EXERCISE INPUT:
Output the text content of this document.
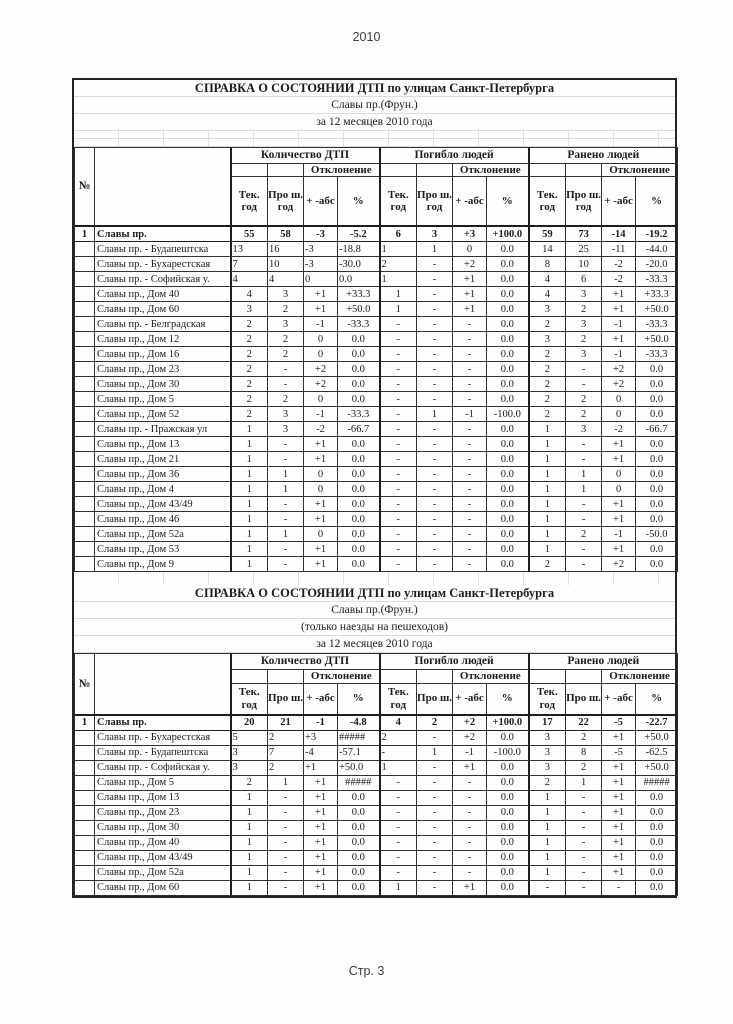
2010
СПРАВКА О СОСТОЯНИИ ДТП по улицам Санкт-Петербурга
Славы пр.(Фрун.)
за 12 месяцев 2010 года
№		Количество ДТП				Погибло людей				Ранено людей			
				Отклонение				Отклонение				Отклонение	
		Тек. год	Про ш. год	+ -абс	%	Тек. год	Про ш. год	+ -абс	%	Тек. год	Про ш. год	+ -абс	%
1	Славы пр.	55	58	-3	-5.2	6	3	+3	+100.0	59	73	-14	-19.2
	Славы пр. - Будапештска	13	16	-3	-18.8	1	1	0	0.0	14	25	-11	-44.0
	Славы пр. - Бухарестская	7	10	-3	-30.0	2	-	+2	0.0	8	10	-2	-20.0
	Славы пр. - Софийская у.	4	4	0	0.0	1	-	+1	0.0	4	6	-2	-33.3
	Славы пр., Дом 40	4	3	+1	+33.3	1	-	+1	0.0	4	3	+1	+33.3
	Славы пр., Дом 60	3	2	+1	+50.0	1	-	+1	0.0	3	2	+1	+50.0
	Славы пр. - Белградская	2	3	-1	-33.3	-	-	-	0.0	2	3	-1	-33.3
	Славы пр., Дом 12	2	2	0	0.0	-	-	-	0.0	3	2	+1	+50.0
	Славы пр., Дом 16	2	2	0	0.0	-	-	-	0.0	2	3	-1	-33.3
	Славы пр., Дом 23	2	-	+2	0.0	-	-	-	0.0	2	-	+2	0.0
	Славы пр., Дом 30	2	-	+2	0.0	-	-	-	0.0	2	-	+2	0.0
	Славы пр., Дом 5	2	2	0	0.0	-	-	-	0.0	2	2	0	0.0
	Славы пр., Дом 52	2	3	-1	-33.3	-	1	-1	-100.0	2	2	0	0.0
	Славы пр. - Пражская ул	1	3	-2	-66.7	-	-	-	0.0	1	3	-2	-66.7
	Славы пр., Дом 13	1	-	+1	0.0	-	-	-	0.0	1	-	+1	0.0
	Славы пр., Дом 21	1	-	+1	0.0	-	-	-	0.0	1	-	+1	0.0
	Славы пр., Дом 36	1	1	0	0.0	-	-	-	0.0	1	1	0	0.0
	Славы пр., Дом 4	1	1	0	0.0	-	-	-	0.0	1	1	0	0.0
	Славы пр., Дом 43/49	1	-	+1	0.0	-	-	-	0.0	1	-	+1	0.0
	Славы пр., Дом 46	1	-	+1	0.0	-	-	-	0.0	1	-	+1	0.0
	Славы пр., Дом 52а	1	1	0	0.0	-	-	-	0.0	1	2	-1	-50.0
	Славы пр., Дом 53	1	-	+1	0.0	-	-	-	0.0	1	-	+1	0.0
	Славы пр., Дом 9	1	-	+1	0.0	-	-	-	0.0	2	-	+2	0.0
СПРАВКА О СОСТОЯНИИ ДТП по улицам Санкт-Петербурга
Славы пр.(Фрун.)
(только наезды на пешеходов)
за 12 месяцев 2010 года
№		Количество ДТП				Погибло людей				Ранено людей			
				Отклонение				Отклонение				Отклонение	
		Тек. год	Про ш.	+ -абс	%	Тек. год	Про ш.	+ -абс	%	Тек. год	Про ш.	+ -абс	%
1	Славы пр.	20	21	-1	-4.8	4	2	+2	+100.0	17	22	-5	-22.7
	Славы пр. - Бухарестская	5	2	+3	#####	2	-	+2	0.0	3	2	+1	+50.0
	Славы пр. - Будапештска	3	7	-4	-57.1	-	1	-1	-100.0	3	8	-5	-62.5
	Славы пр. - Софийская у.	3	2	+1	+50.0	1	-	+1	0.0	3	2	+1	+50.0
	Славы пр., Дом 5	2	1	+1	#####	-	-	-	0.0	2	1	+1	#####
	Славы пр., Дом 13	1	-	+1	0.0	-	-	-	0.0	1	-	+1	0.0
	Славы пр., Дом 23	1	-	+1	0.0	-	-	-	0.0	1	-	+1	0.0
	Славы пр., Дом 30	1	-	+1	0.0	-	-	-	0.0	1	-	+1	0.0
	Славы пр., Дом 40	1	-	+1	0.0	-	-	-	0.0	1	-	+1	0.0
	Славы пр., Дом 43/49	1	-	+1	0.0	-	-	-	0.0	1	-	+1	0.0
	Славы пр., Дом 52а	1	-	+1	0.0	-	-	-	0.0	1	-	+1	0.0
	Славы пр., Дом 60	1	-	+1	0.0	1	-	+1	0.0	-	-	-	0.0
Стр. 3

WHAT IS NEEDED: Quote all of the entries word for word, omitting any pictures.

REPLY:
Output the text content of this document.
2010
СПРАВКА О СОСТОЯНИИ ДТП по улицам Санкт-Петербурга
Славы пр.(Фрун.)
за 12 месяцев 2010 года
№		Количество ДТП				Погибло людей				Ранено людей			
				Отклонение				Отклонение				Отклонение	
		Тек. год	Про ш. год	+ -абс	%	Тек. год	Про ш. год	+ -абс	%	Тек. год	Про ш. год	+ -абс	%
1	Славы пр.	55	58	-3	-5.2	6	3	+3	+100.0	59	73	-14	-19.2
	Славы пр. - Будапештска	13	16	-3	-18.8	1	1	0	0.0	14	25	-11	-44.0
	Славы пр. - Бухарестская	7	10	-3	-30.0	2	-	+2	0.0	8	10	-2	-20.0
	Славы пр. - Софийская у.	4	4	0	0.0	1	-	+1	0.0	4	6	-2	-33.3
	Славы пр., Дом 40	4	3	+1	+33.3	1	-	+1	0.0	4	3	+1	+33.3
	Славы пр., Дом 60	3	2	+1	+50.0	1	-	+1	0.0	3	2	+1	+50.0
	Славы пр. - Белградская	2	3	-1	-33.3	-	-	-	0.0	2	3	-1	-33.3
	Славы пр., Дом 12	2	2	0	0.0	-	-	-	0.0	3	2	+1	+50.0
	Славы пр., Дом 16	2	2	0	0.0	-	-	-	0.0	2	3	-1	-33.3
	Славы пр., Дом 23	2	-	+2	0.0	-	-	-	0.0	2	-	+2	0.0
	Славы пр., Дом 30	2	-	+2	0.0	-	-	-	0.0	2	-	+2	0.0
	Славы пр., Дом 5	2	2	0	0.0	-	-	-	0.0	2	2	0	0.0
	Славы пр., Дом 52	2	3	-1	-33.3	-	1	-1	-100.0	2	2	0	0.0
	Славы пр. - Пражская ул	1	3	-2	-66.7	-	-	-	0.0	1	3	-2	-66.7
	Славы пр., Дом 13	1	-	+1	0.0	-	-	-	0.0	1	-	+1	0.0
	Славы пр., Дом 21	1	-	+1	0.0	-	-	-	0.0	1	-	+1	0.0
	Славы пр., Дом 36	1	1	0	0.0	-	-	-	0.0	1	1	0	0.0
	Славы пр., Дом 4	1	1	0	0.0	-	-	-	0.0	1	1	0	0.0
	Славы пр., Дом 43/49	1	-	+1	0.0	-	-	-	0.0	1	-	+1	0.0
	Славы пр., Дом 46	1	-	+1	0.0	-	-	-	0.0	1	-	+1	0.0
	Славы пр., Дом 52а	1	1	0	0.0	-	-	-	0.0	1	2	-1	-50.0
	Славы пр., Дом 53	1	-	+1	0.0	-	-	-	0.0	1	-	+1	0.0
	Славы пр., Дом 9	1	-	+1	0.0	-	-	-	0.0	2	-	+2	0.0
СПРАВКА О СОСТОЯНИИ ДТП по улицам Санкт-Петербурга
Славы пр.(Фрун.)
(только наезды на пешеходов)
за 12 месяцев 2010 года
№		Количество ДТП				Погибло людей				Ранено людей			
				Отклонение				Отклонение				Отклонение	
		Тек. год	Про ш.	+ -абс	%	Тек. год	Про ш.	+ -абс	%	Тек. год	Про ш.	+ -абс	%
1	Славы пр.	20	21	-1	-4.8	4	2	+2	+100.0	17	22	-5	-22.7
	Славы пр. - Бухарестская	5	2	+3	#####	2	-	+2	0.0	3	2	+1	+50.0
	Славы пр. - Будапештска	3	7	-4	-57.1	-	1	-1	-100.0	3	8	-5	-62.5
	Славы пр. - Софийская у.	3	2	+1	+50.0	1	-	+1	0.0	3	2	+1	+50.0
	Славы пр., Дом 5	2	1	+1	#####	-	-	-	0.0	2	1	+1	#####
	Славы пр., Дом 13	1	-	+1	0.0	-	-	-	0.0	1	-	+1	0.0
	Славы пр., Дом 23	1	-	+1	0.0	-	-	-	0.0	1	-	+1	0.0
	Славы пр., Дом 30	1	-	+1	0.0	-	-	-	0.0	1	-	+1	0.0
	Славы пр., Дом 40	1	-	+1	0.0	-	-	-	0.0	1	-	+1	0.0
	Славы пр., Дом 43/49	1	-	+1	0.0	-	-	-	0.0	1	-	+1	0.0
	Славы пр., Дом 52а	1	-	+1	0.0	-	-	-	0.0	1	-	+1	0.0
	Славы пр., Дом 60	1	-	+1	0.0	1	-	+1	0.0	-	-	-	0.0
Стр. 3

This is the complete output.